YOUR OBJECTIVE »
Look through the data and write out every line with the word "새해에도" in it.

ENTRIES PROVIDED »
╔══
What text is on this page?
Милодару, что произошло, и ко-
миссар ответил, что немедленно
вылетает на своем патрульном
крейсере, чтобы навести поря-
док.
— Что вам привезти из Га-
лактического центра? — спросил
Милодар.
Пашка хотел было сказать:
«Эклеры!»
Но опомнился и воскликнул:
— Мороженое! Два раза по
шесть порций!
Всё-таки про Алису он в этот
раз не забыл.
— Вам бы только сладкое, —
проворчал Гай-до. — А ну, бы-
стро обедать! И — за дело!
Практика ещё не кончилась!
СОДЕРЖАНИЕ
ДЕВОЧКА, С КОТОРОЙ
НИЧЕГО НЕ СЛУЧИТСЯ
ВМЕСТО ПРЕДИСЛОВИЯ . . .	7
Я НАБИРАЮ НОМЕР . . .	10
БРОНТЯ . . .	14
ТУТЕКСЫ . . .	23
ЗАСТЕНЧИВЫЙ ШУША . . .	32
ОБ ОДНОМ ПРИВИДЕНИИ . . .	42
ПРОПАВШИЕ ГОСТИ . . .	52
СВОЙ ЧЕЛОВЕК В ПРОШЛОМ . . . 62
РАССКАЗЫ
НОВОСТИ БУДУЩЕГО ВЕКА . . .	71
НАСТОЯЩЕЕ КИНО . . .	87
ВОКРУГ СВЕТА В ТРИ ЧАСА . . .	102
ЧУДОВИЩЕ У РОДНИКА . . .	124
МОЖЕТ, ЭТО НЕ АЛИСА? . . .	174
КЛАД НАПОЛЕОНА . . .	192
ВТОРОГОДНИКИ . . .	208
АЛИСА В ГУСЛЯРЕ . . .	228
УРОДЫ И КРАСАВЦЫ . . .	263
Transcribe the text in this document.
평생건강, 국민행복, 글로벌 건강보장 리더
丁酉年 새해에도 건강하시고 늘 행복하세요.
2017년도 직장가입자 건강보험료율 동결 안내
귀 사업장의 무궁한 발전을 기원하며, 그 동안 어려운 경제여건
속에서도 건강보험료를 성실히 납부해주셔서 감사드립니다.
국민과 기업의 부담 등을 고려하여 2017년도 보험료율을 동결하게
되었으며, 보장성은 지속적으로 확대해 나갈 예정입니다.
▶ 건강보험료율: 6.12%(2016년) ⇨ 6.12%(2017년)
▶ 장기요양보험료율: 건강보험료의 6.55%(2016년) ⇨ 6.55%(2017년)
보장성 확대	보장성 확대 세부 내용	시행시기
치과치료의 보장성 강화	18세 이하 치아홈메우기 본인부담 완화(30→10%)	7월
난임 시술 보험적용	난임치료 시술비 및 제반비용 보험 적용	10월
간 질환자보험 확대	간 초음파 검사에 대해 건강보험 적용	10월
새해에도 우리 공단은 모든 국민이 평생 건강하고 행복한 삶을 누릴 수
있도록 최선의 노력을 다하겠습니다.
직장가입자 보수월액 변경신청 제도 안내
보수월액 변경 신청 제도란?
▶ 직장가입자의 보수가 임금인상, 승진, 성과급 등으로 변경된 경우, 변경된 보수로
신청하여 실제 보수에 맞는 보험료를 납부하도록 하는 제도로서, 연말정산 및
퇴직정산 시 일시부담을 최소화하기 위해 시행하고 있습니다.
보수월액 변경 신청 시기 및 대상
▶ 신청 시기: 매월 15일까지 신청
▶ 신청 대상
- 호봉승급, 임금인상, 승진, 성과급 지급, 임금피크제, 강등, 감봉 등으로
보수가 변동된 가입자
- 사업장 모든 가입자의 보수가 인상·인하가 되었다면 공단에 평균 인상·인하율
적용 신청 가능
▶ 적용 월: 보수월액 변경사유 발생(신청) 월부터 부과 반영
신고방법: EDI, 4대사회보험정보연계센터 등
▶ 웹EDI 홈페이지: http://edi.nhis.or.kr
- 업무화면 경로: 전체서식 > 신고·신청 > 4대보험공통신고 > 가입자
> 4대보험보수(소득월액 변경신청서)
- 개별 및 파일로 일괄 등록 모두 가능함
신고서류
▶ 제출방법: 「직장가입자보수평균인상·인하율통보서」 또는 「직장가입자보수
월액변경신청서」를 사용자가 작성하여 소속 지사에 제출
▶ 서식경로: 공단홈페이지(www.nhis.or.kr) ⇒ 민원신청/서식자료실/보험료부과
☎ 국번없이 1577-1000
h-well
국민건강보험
╚══
╔══
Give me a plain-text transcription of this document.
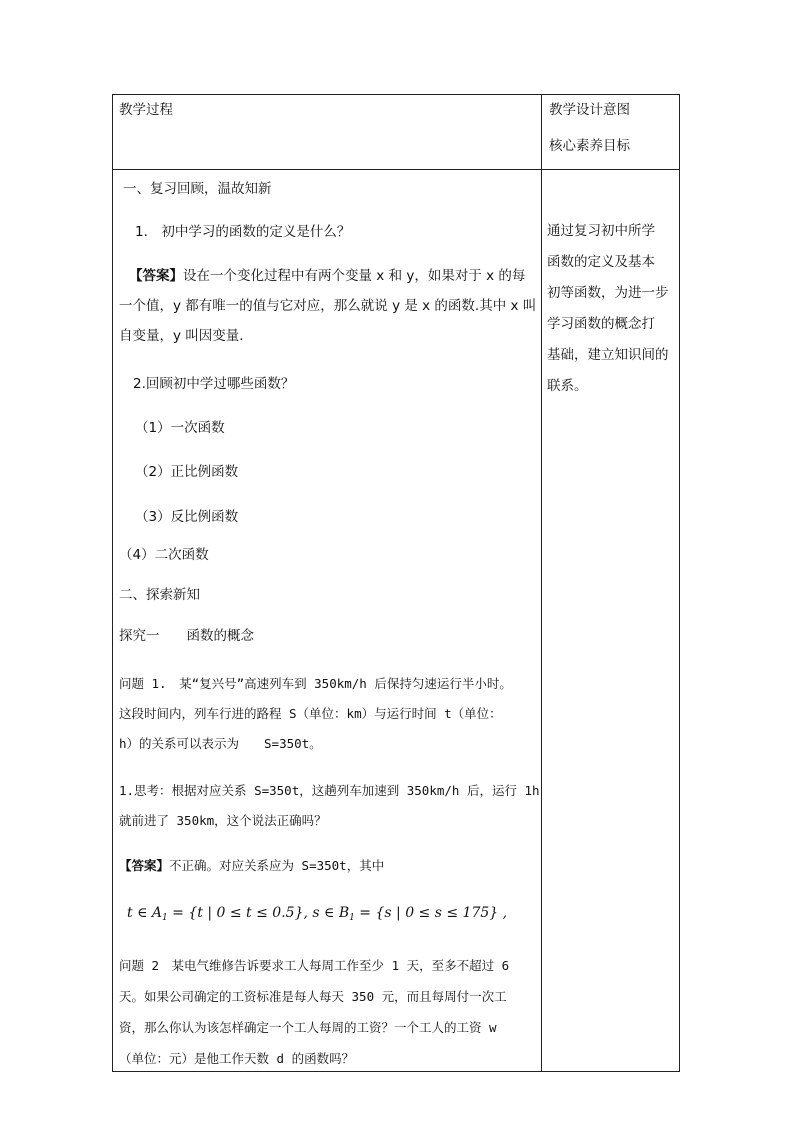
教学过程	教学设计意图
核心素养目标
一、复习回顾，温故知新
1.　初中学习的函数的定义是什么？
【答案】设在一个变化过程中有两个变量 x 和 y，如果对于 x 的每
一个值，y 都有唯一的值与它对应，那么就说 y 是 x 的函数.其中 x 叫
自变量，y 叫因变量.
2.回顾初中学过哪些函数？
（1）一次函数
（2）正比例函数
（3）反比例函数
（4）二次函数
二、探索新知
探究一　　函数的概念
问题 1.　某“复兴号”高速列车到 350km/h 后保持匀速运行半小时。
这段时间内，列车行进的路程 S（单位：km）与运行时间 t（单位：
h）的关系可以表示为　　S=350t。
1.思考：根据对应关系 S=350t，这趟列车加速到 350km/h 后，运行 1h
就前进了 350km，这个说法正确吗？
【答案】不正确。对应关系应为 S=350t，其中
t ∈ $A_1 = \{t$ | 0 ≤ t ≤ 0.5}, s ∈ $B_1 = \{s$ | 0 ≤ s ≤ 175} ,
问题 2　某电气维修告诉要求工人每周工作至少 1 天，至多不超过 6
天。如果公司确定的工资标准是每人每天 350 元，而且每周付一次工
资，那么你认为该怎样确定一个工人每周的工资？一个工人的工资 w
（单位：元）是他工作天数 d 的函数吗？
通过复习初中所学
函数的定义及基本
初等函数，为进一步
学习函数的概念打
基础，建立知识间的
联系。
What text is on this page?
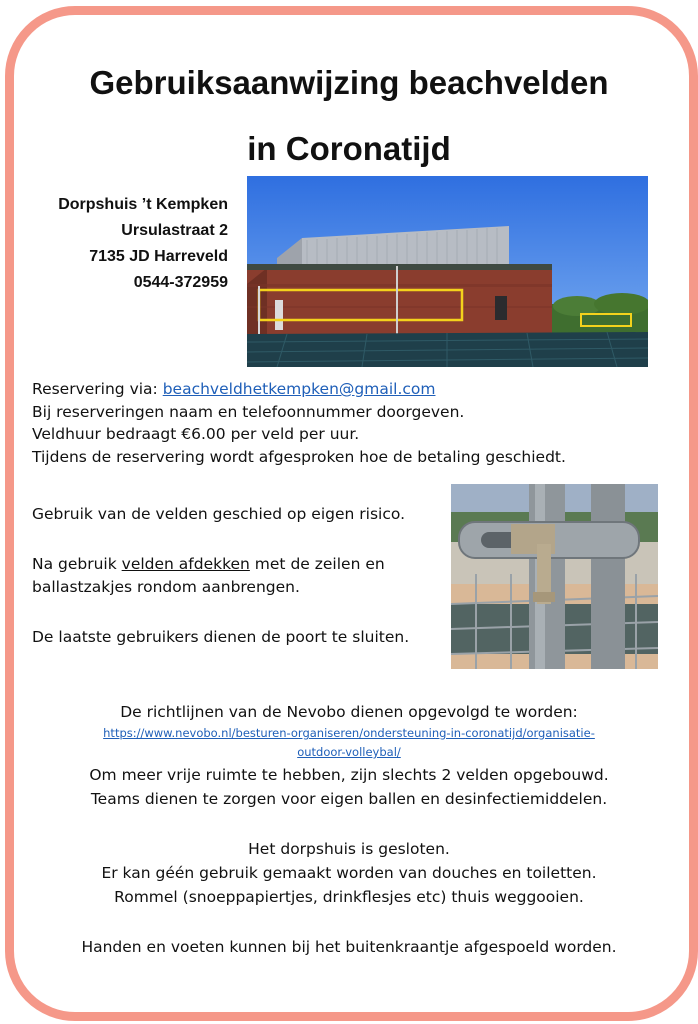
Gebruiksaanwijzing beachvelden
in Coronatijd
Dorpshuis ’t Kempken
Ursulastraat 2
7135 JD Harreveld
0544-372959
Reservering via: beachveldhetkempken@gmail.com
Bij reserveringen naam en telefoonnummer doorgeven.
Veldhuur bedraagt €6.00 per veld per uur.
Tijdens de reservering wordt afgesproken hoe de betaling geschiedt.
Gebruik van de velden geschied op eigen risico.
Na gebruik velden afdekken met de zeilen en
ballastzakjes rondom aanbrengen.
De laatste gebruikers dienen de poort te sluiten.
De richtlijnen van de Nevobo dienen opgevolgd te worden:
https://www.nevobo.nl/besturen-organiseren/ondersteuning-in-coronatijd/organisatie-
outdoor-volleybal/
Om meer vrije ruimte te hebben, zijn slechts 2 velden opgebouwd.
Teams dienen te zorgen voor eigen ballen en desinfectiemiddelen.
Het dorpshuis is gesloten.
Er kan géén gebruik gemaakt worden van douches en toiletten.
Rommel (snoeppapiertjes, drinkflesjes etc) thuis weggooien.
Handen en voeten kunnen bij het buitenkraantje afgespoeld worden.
╚══
FINISHED EXERCISE »
丁酉年 새해에도 건강하시고 늘 행복하세요.
새해에도 우리 공단은 모든 국민이 평생 건강하고 행복한 삶을 누릴 수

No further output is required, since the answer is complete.